[Extracted entries]:

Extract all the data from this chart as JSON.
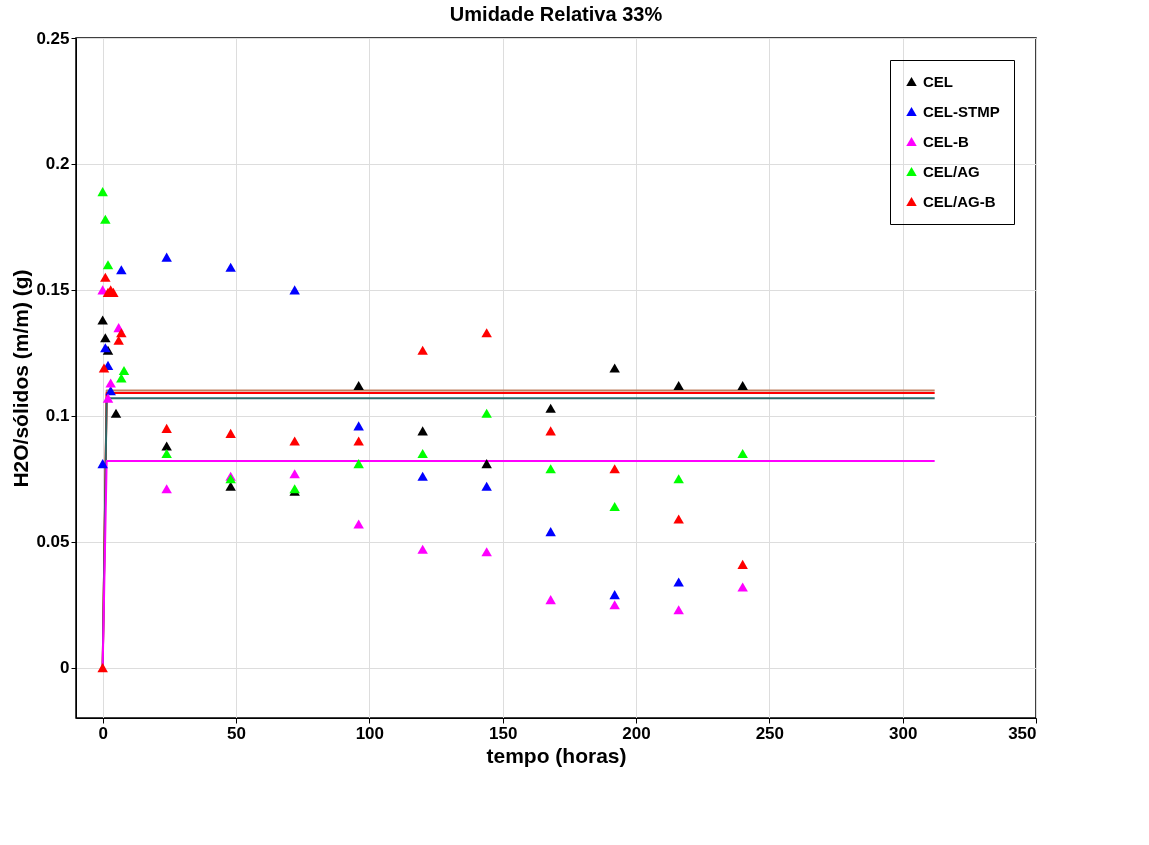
{
  "chart_data": {
    "type": "scatter",
    "title": "Umidade Relativa 33%",
    "xlabel": "tempo (horas)",
    "ylabel": "H2O/sólidos (m/m) (g)",
    "xlim": [
      -10,
      350
    ],
    "xticks": [
      0,
      50,
      100,
      150,
      200,
      250,
      300,
      350
    ],
    "ylim": [
      -0.02,
      0.25
    ],
    "yticks": [
      0,
      0.05,
      0.1,
      0.15,
      0.2,
      0.25
    ],
    "grid": true,
    "legend": "top right",
    "marker": "triangle",
    "series": [
      {
        "name": "CEL",
        "color": "#000000",
        "x": [
          0,
          1,
          2,
          5,
          24,
          48,
          72,
          96,
          120,
          144,
          168,
          192,
          216,
          240
        ],
        "values": [
          0.138,
          0.131,
          0.126,
          0.101,
          0.088,
          0.072,
          0.07,
          0.112,
          0.094,
          0.081,
          0.103,
          0.119,
          0.112,
          0.112
        ]
      },
      {
        "name": "CEL-STMP",
        "color": "#0000ff",
        "x": [
          0,
          1,
          2,
          3,
          7,
          24,
          48,
          72,
          96,
          120,
          144,
          168,
          192,
          216
        ],
        "values": [
          0.081,
          0.127,
          0.12,
          0.11,
          0.158,
          0.163,
          0.159,
          0.15,
          0.096,
          0.076,
          0.072,
          0.054,
          0.029,
          0.034
        ]
      },
      {
        "name": "CEL-B",
        "color": "#ff00ff",
        "x": [
          0,
          2,
          3,
          6,
          24,
          48,
          72,
          96,
          120,
          144,
          168,
          192,
          216,
          240
        ],
        "values": [
          0.15,
          0.107,
          0.113,
          0.135,
          0.071,
          0.076,
          0.077,
          0.057,
          0.047,
          0.046,
          0.027,
          0.025,
          0.023,
          0.032
        ]
      },
      {
        "name": "CEL/AG",
        "color": "#00ff00",
        "x": [
          0,
          1,
          2,
          7,
          8,
          24,
          48,
          72,
          96,
          120,
          144,
          168,
          192,
          216,
          240
        ],
        "values": [
          0.189,
          0.178,
          0.16,
          0.115,
          0.118,
          0.085,
          0.075,
          0.071,
          0.081,
          0.085,
          0.101,
          0.079,
          0.064,
          0.075,
          0.085
        ]
      },
      {
        "name": "CEL/AG-B",
        "color": "#ff0000",
        "x": [
          0,
          0.5,
          1,
          2,
          3,
          4,
          6,
          7,
          24,
          48,
          72,
          96,
          120,
          144,
          168,
          192,
          216,
          240
        ],
        "values": [
          0,
          0.119,
          0.155,
          0.149,
          0.15,
          0.149,
          0.13,
          0.133,
          0.095,
          0.093,
          0.09,
          0.09,
          0.126,
          0.133,
          0.094,
          0.079,
          0.059,
          0.041
        ]
      },
      {
        "type": "line",
        "marker": "none",
        "color": "#c08060",
        "x": [
          0,
          1.5,
          312
        ],
        "values": [
          0,
          0.11,
          0.11
        ]
      },
      {
        "type": "line",
        "marker": "none",
        "color": "#ff0000",
        "x": [
          0,
          1.5,
          312
        ],
        "values": [
          0,
          0.109,
          0.109
        ]
      },
      {
        "type": "line",
        "marker": "none",
        "color": "#2e6b6b",
        "x": [
          0,
          1.5,
          312
        ],
        "values": [
          0,
          0.107,
          0.107
        ]
      },
      {
        "type": "line",
        "marker": "none",
        "color": "#ff00ff",
        "x": [
          0,
          1.5,
          312
        ],
        "values": [
          0,
          0.082,
          0.082
        ]
      }
    ]
  }
}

[Brief]:
Please write out all of the material above without changing a word, and omit any pictures.

[Problem solution]:
Extract all the data from this chart as JSON.
{
  "chart_data": {
    "type": "scatter",
    "title": "Umidade Relativa 33%",
    "xlabel": "tempo (horas)",
    "ylabel": "H2O/sólidos (m/m) (g)",
    "xlim": [
      -10,
      350
    ],
    "xticks": [
      0,
      50,
      100,
      150,
      200,
      250,
      300,
      350
    ],
    "ylim": [
      -0.02,
      0.25
    ],
    "yticks": [
      0,
      0.05,
      0.1,
      0.15,
      0.2,
      0.25
    ],
    "grid": true,
    "legend": "top right",
    "marker": "triangle",
    "series": [
      {
        "name": "CEL",
        "color": "#000000",
        "x": [
          0,
          1,
          2,
          5,
          24,
          48,
          72,
          96,
          120,
          144,
          168,
          192,
          216,
          240
        ],
        "values": [
          0.138,
          0.131,
          0.126,
          0.101,
          0.088,
          0.072,
          0.07,
          0.112,
          0.094,
          0.081,
          0.103,
          0.119,
          0.112,
          0.112
        ]
      },
      {
        "name": "CEL-STMP",
        "color": "#0000ff",
        "x": [
          0,
          1,
          2,
          3,
          7,
          24,
          48,
          72,
          96,
          120,
          144,
          168,
          192,
          216
        ],
        "values": [
          0.081,
          0.127,
          0.12,
          0.11,
          0.158,
          0.163,
          0.159,
          0.15,
          0.096,
          0.076,
          0.072,
          0.054,
          0.029,
          0.034
        ]
      },
      {
        "name": "CEL-B",
        "color": "#ff00ff",
        "x": [
          0,
          2,
          3,
          6,
          24,
          48,
          72,
          96,
          120,
          144,
          168,
          192,
          216,
          240
        ],
        "values": [
          0.15,
          0.107,
          0.113,
          0.135,
          0.071,
          0.076,
          0.077,
          0.057,
          0.047,
          0.046,
          0.027,
          0.025,
          0.023,
          0.032
        ]
      },
      {
        "name": "CEL/AG",
        "color": "#00ff00",
        "x": [
          0,
          1,
          2,
          7,
          8,
          24,
          48,
          72,
          96,
          120,
          144,
          168,
          192,
          216,
          240
        ],
        "values": [
          0.189,
          0.178,
          0.16,
          0.115,
          0.118,
          0.085,
          0.075,
          0.071,
          0.081,
          0.085,
          0.101,
          0.079,
          0.064,
          0.075,
          0.085
        ]
      },
      {
        "name": "CEL/AG-B",
        "color": "#ff0000",
        "x": [
          0,
          0.5,
          1,
          2,
          3,
          4,
          6,
          7,
          24,
          48,
          72,
          96,
          120,
          144,
          168,
          192,
          216,
          240
        ],
        "values": [
          0,
          0.119,
          0.155,
          0.149,
          0.15,
          0.149,
          0.13,
          0.133,
          0.095,
          0.093,
          0.09,
          0.09,
          0.126,
          0.133,
          0.094,
          0.079,
          0.059,
          0.041
        ]
      },
      {
        "type": "line",
        "marker": "none",
        "color": "#c08060",
        "x": [
          0,
          1.5,
          312
        ],
        "values": [
          0,
          0.11,
          0.11
        ]
      },
      {
        "type": "line",
        "marker": "none",
        "color": "#ff0000",
        "x": [
          0,
          1.5,
          312
        ],
        "values": [
          0,
          0.109,
          0.109
        ]
      },
      {
        "type": "line",
        "marker": "none",
        "color": "#2e6b6b",
        "x": [
          0,
          1.5,
          312
        ],
        "values": [
          0,
          0.107,
          0.107
        ]
      },
      {
        "type": "line",
        "marker": "none",
        "color": "#ff00ff",
        "x": [
          0,
          1.5,
          312
        ],
        "values": [
          0,
          0.082,
          0.082
        ]
      }
    ]
  }
}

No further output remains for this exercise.